__Material for this task__.
○ ○ ○ ○

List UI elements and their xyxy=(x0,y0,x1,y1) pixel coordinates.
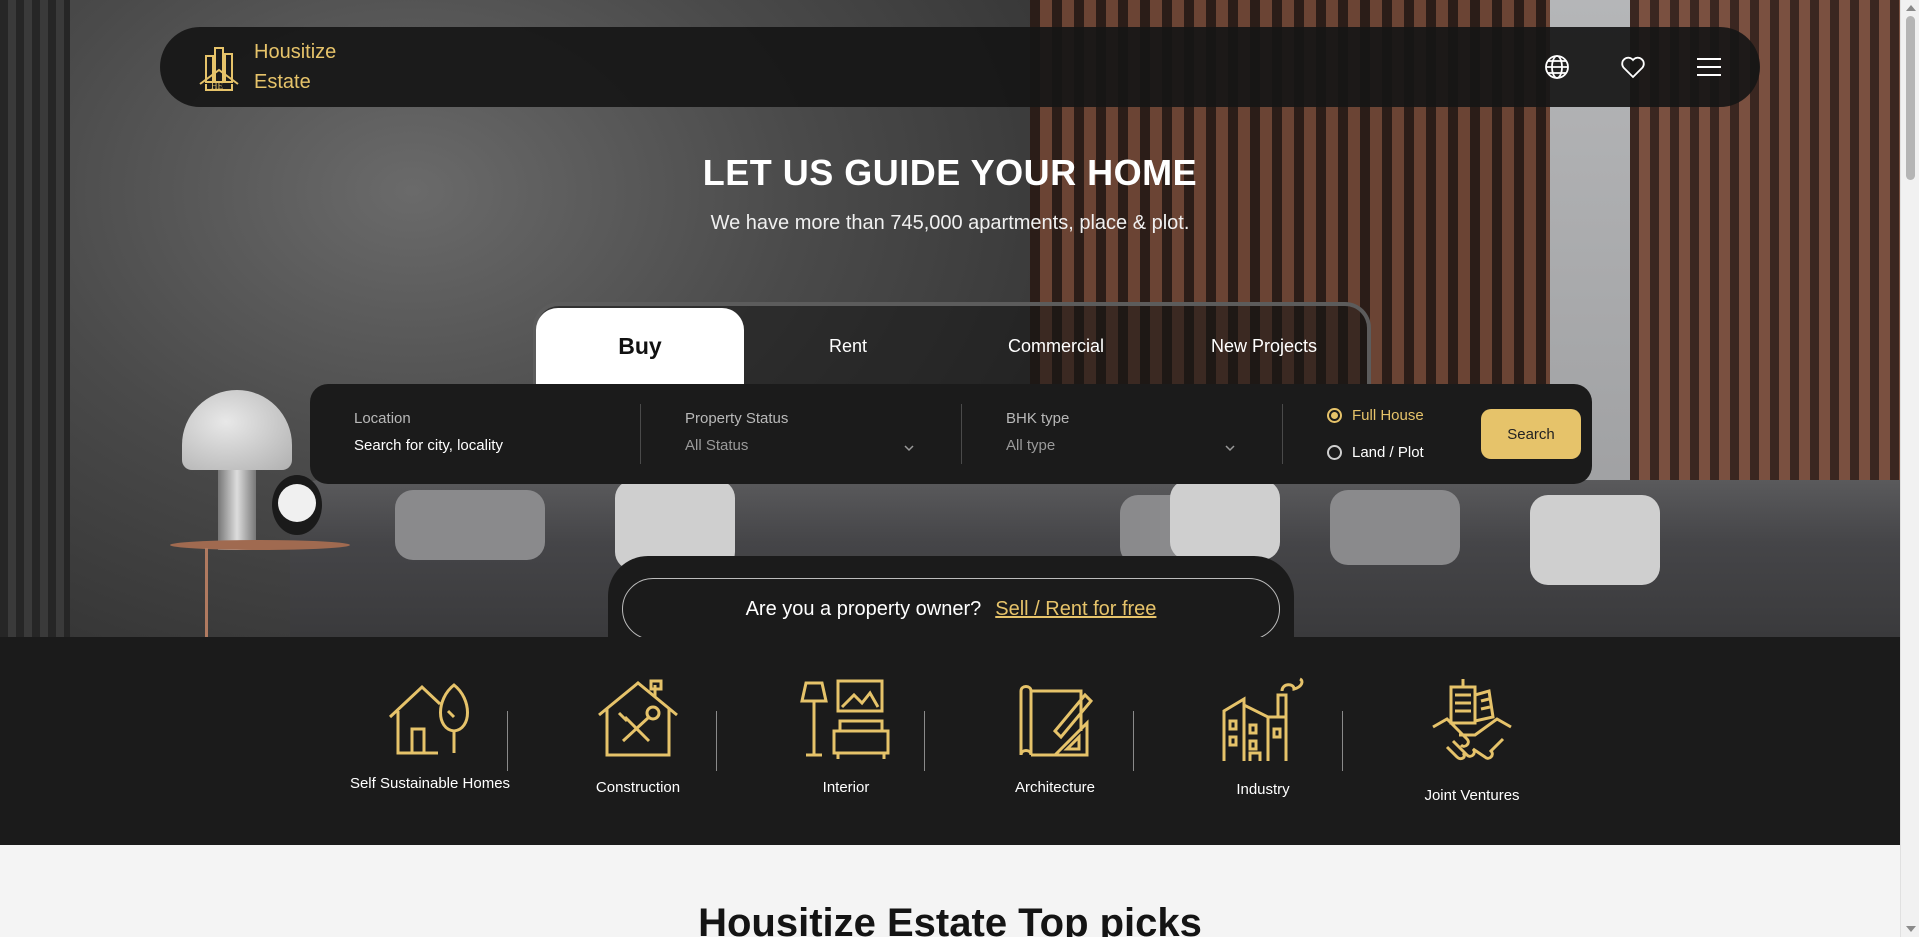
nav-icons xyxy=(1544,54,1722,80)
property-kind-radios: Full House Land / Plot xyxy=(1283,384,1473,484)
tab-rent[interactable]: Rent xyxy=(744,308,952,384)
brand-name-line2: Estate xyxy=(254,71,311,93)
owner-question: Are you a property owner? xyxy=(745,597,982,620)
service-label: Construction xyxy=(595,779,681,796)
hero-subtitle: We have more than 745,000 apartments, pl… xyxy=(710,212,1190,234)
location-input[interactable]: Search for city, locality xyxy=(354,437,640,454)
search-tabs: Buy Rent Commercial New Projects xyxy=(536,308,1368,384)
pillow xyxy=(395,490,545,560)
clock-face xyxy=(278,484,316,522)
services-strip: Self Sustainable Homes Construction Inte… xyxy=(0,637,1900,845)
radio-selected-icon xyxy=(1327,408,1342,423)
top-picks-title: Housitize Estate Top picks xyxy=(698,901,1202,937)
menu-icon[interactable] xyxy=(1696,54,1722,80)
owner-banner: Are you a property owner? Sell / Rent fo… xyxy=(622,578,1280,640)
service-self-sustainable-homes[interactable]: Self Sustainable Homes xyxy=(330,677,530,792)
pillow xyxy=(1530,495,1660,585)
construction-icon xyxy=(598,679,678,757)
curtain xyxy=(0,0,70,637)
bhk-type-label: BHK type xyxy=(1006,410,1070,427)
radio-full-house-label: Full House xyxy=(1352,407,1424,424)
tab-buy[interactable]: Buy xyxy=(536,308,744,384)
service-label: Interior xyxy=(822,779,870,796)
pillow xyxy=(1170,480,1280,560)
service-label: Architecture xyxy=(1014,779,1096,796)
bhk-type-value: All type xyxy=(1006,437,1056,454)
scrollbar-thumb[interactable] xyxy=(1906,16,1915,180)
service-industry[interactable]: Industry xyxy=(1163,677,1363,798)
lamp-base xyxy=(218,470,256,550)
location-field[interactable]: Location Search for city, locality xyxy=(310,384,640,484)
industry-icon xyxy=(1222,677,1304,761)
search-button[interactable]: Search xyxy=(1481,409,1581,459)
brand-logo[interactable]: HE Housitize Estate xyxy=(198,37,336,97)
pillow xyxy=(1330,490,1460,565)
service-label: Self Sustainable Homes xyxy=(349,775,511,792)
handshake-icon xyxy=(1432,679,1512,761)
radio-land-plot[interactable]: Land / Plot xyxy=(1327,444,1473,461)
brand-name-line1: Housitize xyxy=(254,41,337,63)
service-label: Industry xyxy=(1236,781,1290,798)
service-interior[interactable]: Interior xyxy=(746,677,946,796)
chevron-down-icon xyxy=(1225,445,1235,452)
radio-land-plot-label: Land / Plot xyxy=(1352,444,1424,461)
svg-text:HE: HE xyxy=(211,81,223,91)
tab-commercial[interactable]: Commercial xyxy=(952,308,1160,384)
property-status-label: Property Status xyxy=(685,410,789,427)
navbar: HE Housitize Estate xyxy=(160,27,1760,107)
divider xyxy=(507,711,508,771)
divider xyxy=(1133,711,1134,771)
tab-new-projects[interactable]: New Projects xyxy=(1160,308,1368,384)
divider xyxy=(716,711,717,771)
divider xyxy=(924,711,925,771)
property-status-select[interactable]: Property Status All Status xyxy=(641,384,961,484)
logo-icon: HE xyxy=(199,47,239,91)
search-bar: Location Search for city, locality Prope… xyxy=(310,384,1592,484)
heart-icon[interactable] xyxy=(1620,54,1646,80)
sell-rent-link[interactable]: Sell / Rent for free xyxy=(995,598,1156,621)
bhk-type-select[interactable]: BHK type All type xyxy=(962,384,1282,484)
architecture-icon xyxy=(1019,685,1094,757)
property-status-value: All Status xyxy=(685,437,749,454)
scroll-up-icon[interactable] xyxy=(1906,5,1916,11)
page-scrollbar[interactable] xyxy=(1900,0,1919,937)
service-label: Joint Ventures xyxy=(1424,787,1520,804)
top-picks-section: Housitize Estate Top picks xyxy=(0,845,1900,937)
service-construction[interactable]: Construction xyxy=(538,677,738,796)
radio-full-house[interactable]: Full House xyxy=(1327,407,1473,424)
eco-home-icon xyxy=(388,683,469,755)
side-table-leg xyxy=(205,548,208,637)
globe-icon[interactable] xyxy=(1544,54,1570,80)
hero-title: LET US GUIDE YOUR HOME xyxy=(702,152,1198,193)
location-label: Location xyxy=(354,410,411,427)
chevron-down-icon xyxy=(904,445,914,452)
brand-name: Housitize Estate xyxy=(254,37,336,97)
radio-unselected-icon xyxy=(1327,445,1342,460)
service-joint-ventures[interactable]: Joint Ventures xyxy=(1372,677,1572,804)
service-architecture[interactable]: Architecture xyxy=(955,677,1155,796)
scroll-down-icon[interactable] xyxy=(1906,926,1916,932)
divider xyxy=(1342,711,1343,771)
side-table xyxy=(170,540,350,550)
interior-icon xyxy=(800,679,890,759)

○ ○ ○ ○

__Stated exercise__. Please copy every line of the entries above onto the page word for word, leaving out the pictures.

__Written solution__.
List UI elements and their xyxy=(x0,y0,x1,y1) pixel coordinates.
nav-icons xyxy=(1544,54,1722,80)
property-kind-radios: Full House Land / Plot xyxy=(1283,384,1473,484)
tab-rent[interactable]: Rent xyxy=(744,308,952,384)
brand-name-line2: Estate xyxy=(254,71,311,93)
owner-question: Are you a property owner? xyxy=(745,597,982,620)
service-label: Construction xyxy=(595,779,681,796)
hero-subtitle: We have more than 745,000 apartments, pl… xyxy=(710,212,1190,234)
location-input[interactable]: Search for city, locality xyxy=(354,437,640,454)
search-tabs: Buy Rent Commercial New Projects xyxy=(536,308,1368,384)
pillow xyxy=(395,490,545,560)
clock-face xyxy=(278,484,316,522)
services-strip: Self Sustainable Homes Construction Inte… xyxy=(0,637,1900,845)
radio-selected-icon xyxy=(1327,408,1342,423)
top-picks-title: Housitize Estate Top picks xyxy=(698,901,1202,937)
menu-icon[interactable] xyxy=(1696,54,1722,80)
owner-banner: Are you a property owner? Sell / Rent fo… xyxy=(622,578,1280,640)
service-self-sustainable-homes[interactable]: Self Sustainable Homes xyxy=(330,677,530,792)
pillow xyxy=(1530,495,1660,585)
construction-icon xyxy=(598,679,678,757)
curtain xyxy=(0,0,70,637)
bhk-type-label: BHK type xyxy=(1006,410,1070,427)
radio-full-house-label: Full House xyxy=(1352,407,1424,424)
tab-buy[interactable]: Buy xyxy=(536,308,744,384)
service-label: Interior xyxy=(822,779,870,796)
pillow xyxy=(1170,480,1280,560)
service-label: Architecture xyxy=(1014,779,1096,796)
bhk-type-value: All type xyxy=(1006,437,1056,454)
scrollbar-thumb[interactable] xyxy=(1906,16,1915,180)
service-industry[interactable]: Industry xyxy=(1163,677,1363,798)
lamp-base xyxy=(218,470,256,550)
location-field[interactable]: Location Search for city, locality xyxy=(310,384,640,484)
industry-icon xyxy=(1222,677,1304,761)
search-button[interactable]: Search xyxy=(1481,409,1581,459)
brand-logo[interactable]: HE Housitize Estate xyxy=(198,37,336,97)
pillow xyxy=(1330,490,1460,565)
service-label: Self Sustainable Homes xyxy=(349,775,511,792)
handshake-icon xyxy=(1432,679,1512,761)
radio-land-plot[interactable]: Land / Plot xyxy=(1327,444,1473,461)
brand-name-line1: Housitize xyxy=(254,41,337,63)
service-label: Industry xyxy=(1236,781,1290,798)
service-interior[interactable]: Interior xyxy=(746,677,946,796)
chevron-down-icon xyxy=(1225,445,1235,452)
radio-land-plot-label: Land / Plot xyxy=(1352,444,1424,461)
svg-text:HE: HE xyxy=(211,81,223,91)
tab-commercial[interactable]: Commercial xyxy=(952,308,1160,384)
property-status-label: Property Status xyxy=(685,410,789,427)
navbar: HE Housitize Estate xyxy=(160,27,1760,107)
divider xyxy=(507,711,508,771)
divider xyxy=(1133,711,1134,771)
tab-new-projects[interactable]: New Projects xyxy=(1160,308,1368,384)
divider xyxy=(716,711,717,771)
divider xyxy=(924,711,925,771)
property-status-select[interactable]: Property Status All Status xyxy=(641,384,961,484)
logo-icon: HE xyxy=(199,47,239,91)
search-bar: Location Search for city, locality Prope… xyxy=(310,384,1592,484)
heart-icon[interactable] xyxy=(1620,54,1646,80)
sell-rent-link[interactable]: Sell / Rent for free xyxy=(995,598,1156,621)
bhk-type-select[interactable]: BHK type All type xyxy=(962,384,1282,484)
architecture-icon xyxy=(1019,685,1094,757)
property-status-value: All Status xyxy=(685,437,749,454)
scroll-up-icon[interactable] xyxy=(1906,5,1916,11)
page-scrollbar[interactable] xyxy=(1900,0,1919,937)
service-label: Joint Ventures xyxy=(1424,787,1520,804)
top-picks-section: Housitize Estate Top picks xyxy=(0,845,1900,937)
service-construction[interactable]: Construction xyxy=(538,677,738,796)
radio-full-house[interactable]: Full House xyxy=(1327,407,1473,424)
eco-home-icon xyxy=(388,683,469,755)
side-table-leg xyxy=(205,548,208,637)
globe-icon[interactable] xyxy=(1544,54,1570,80)
hero-title: LET US GUIDE YOUR HOME xyxy=(702,152,1198,193)
location-label: Location xyxy=(354,410,411,427)
chevron-down-icon xyxy=(904,445,914,452)
brand-name: Housitize Estate xyxy=(254,37,336,97)
radio-unselected-icon xyxy=(1327,445,1342,460)
service-joint-ventures[interactable]: Joint Ventures xyxy=(1372,677,1572,804)
service-architecture[interactable]: Architecture xyxy=(955,677,1155,796)
scroll-down-icon[interactable] xyxy=(1906,926,1916,932)
divider xyxy=(1342,711,1343,771)
side-table xyxy=(170,540,350,550)
interior-icon xyxy=(800,679,890,759)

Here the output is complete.